Dataset records:
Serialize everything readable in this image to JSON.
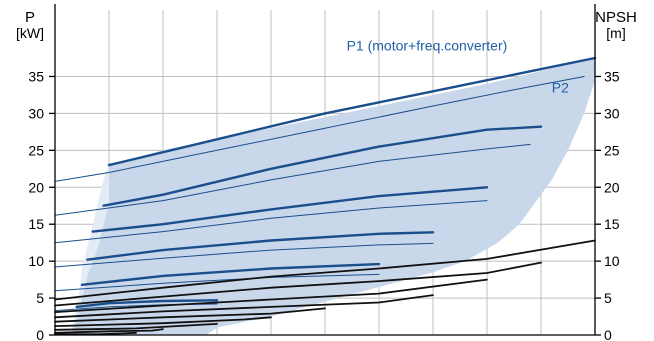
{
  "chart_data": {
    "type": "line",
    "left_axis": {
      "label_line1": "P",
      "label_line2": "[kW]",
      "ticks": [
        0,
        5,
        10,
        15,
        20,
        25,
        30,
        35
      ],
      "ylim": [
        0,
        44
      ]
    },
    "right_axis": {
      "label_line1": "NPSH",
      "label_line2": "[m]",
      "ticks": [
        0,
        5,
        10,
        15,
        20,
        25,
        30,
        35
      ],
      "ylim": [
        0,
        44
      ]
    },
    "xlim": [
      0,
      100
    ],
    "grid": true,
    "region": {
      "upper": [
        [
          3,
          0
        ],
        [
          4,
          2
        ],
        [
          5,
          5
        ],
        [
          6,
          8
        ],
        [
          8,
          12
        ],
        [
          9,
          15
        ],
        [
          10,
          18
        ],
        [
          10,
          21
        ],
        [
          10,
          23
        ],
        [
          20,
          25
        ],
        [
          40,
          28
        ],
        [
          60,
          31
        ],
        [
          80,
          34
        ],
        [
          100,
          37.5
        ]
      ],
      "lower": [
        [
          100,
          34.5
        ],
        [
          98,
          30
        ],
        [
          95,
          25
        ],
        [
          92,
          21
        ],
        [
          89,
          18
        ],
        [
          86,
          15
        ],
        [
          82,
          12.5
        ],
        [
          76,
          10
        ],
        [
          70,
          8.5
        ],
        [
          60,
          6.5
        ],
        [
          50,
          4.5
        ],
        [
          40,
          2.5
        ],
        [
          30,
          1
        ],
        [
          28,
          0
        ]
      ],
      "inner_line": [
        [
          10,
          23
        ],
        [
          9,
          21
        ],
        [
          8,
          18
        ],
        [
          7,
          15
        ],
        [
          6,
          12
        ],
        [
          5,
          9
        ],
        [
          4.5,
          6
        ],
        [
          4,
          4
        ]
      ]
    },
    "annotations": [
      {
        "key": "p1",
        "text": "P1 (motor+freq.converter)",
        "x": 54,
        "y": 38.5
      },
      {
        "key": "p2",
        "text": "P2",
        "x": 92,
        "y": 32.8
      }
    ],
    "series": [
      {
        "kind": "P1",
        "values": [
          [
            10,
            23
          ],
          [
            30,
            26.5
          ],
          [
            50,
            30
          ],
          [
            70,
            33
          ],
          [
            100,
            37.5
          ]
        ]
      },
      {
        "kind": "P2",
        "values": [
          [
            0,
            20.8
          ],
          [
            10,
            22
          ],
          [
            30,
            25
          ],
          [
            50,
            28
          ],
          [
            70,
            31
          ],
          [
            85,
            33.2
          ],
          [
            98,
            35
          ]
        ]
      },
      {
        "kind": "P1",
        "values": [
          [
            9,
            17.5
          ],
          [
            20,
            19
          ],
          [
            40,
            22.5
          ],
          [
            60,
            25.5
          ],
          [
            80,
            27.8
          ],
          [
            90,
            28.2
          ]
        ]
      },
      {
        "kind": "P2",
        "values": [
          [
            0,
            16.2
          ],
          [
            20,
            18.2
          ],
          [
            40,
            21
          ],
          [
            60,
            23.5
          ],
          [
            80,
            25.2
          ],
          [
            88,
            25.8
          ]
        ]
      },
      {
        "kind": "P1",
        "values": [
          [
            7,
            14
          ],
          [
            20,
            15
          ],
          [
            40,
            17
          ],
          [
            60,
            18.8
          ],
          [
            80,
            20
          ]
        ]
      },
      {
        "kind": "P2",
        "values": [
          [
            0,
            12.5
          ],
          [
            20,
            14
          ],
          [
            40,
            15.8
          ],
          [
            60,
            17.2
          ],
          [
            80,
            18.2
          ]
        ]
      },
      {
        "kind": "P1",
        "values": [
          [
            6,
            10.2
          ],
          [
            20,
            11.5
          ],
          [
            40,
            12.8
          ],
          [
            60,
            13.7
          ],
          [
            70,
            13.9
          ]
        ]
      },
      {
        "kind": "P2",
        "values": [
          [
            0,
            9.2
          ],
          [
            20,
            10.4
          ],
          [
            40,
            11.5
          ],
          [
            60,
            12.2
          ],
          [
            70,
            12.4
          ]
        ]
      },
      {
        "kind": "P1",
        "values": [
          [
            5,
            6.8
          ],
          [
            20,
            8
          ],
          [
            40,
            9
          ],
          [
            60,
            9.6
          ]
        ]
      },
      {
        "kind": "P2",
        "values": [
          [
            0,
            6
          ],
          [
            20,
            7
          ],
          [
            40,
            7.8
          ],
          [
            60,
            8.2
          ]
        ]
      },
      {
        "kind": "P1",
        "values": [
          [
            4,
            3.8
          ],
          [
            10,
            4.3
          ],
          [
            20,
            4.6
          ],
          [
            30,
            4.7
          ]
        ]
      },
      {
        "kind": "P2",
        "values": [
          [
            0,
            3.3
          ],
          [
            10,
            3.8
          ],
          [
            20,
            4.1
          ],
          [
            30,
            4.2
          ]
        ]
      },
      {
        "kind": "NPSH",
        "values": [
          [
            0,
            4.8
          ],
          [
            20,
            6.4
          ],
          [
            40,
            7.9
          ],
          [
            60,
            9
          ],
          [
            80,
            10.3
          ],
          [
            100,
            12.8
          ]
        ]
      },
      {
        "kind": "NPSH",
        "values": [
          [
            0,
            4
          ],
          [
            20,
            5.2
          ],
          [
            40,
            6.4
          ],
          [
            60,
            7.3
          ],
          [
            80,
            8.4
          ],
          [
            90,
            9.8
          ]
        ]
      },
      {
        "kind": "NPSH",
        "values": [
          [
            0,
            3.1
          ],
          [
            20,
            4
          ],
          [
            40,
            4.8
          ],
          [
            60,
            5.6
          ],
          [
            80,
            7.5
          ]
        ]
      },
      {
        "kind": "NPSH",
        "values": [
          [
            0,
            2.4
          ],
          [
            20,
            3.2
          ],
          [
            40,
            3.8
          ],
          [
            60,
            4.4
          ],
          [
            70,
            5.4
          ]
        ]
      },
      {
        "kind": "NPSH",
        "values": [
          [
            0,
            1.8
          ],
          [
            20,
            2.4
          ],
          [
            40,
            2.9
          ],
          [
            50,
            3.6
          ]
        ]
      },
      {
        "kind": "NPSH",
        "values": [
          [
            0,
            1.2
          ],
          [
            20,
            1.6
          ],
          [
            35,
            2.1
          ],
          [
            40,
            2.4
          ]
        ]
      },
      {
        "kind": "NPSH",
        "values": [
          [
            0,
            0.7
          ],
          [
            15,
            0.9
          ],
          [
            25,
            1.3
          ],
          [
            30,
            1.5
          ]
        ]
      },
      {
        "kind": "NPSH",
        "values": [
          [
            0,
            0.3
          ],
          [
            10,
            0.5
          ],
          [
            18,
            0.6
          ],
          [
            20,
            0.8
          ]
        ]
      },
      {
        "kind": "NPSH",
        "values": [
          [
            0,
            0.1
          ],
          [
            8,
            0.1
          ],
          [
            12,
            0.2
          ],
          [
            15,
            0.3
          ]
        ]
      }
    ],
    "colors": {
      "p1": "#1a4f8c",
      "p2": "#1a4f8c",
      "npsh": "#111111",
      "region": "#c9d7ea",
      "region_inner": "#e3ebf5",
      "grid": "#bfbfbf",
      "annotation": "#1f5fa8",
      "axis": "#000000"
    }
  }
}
--
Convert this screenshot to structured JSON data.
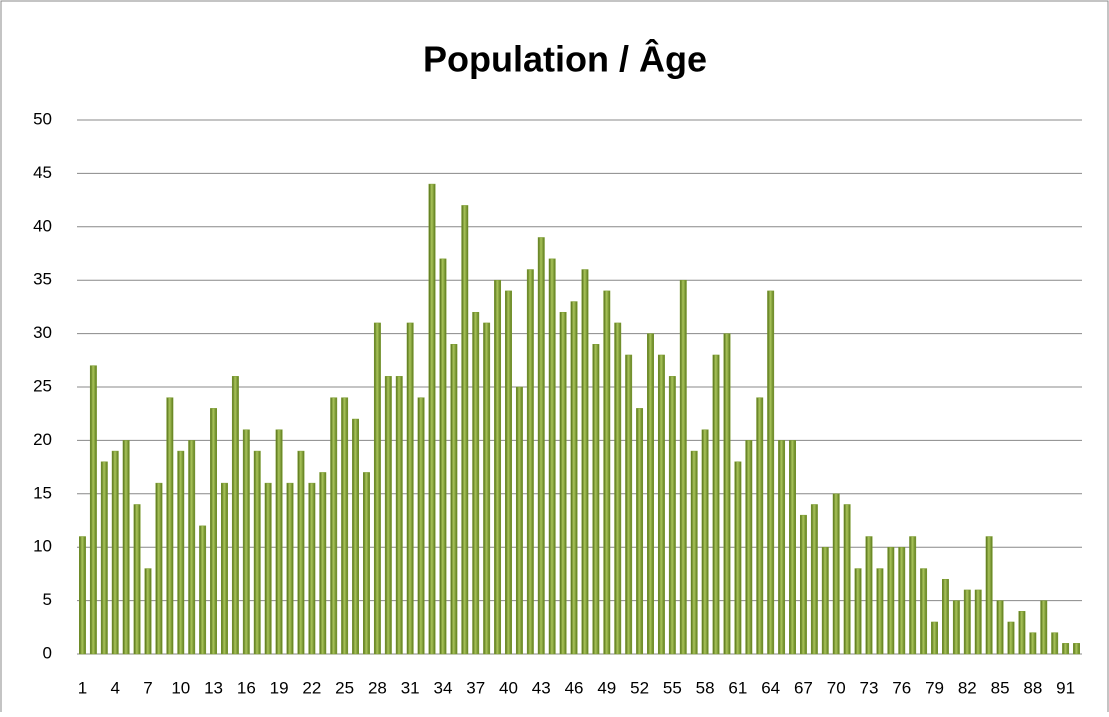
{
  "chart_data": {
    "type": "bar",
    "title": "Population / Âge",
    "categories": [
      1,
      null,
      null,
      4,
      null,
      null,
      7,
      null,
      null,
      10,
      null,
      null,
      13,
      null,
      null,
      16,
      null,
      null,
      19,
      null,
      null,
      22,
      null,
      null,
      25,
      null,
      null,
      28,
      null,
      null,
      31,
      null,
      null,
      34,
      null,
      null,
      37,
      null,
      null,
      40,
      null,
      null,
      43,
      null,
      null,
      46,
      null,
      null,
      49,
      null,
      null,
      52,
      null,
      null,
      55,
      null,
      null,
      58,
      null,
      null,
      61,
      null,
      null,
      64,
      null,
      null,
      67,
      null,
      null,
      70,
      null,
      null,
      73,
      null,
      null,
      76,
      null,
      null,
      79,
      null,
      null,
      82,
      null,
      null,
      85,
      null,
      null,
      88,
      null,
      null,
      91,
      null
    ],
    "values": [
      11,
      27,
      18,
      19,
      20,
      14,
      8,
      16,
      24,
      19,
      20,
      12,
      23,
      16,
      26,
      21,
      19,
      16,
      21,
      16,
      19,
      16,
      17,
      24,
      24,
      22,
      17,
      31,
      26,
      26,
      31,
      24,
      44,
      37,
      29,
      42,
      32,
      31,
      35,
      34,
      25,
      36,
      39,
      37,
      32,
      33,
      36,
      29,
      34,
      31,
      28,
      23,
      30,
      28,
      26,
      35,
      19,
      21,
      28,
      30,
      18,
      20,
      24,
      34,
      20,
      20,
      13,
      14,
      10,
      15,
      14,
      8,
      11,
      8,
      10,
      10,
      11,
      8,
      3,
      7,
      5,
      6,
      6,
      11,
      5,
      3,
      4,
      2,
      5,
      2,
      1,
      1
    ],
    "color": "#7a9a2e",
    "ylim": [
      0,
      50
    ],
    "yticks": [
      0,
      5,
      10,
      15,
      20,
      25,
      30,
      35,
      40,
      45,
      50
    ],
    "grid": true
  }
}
---
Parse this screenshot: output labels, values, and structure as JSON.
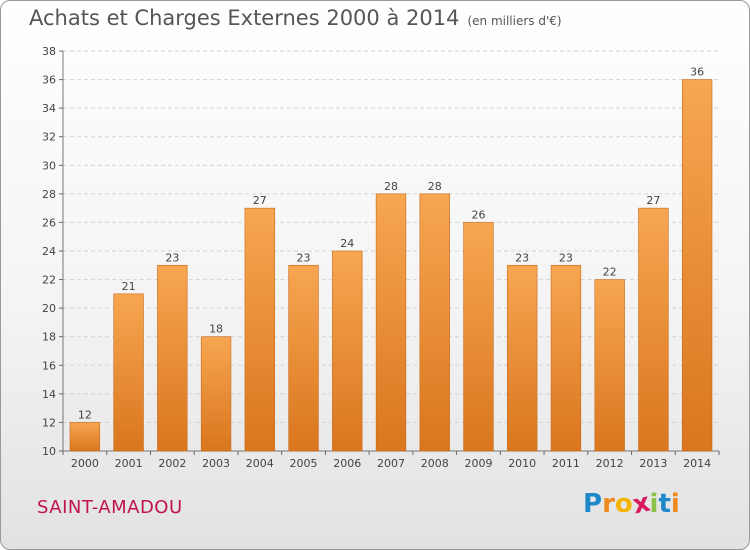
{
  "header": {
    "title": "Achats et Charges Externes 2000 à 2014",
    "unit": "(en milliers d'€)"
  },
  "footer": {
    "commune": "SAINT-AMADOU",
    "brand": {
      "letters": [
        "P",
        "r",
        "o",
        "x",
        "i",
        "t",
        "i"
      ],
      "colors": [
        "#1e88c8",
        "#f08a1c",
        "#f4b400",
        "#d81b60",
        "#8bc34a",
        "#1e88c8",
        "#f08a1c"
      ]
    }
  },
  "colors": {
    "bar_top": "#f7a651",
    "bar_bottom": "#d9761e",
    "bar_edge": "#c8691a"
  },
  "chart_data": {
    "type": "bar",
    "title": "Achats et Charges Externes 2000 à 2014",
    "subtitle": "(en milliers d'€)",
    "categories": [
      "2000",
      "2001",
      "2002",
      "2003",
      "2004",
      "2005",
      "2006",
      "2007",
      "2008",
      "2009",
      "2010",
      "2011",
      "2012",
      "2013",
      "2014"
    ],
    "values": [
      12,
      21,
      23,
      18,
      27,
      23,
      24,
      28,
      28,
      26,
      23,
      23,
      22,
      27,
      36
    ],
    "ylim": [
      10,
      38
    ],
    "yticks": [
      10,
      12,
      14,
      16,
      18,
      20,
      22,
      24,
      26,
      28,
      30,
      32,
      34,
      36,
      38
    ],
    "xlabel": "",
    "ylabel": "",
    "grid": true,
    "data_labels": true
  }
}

*TASK DESCRIPTION*. Count every line in the listing above that holds "screenshot", then report only the count.

*FINISHED ANSWER*. 2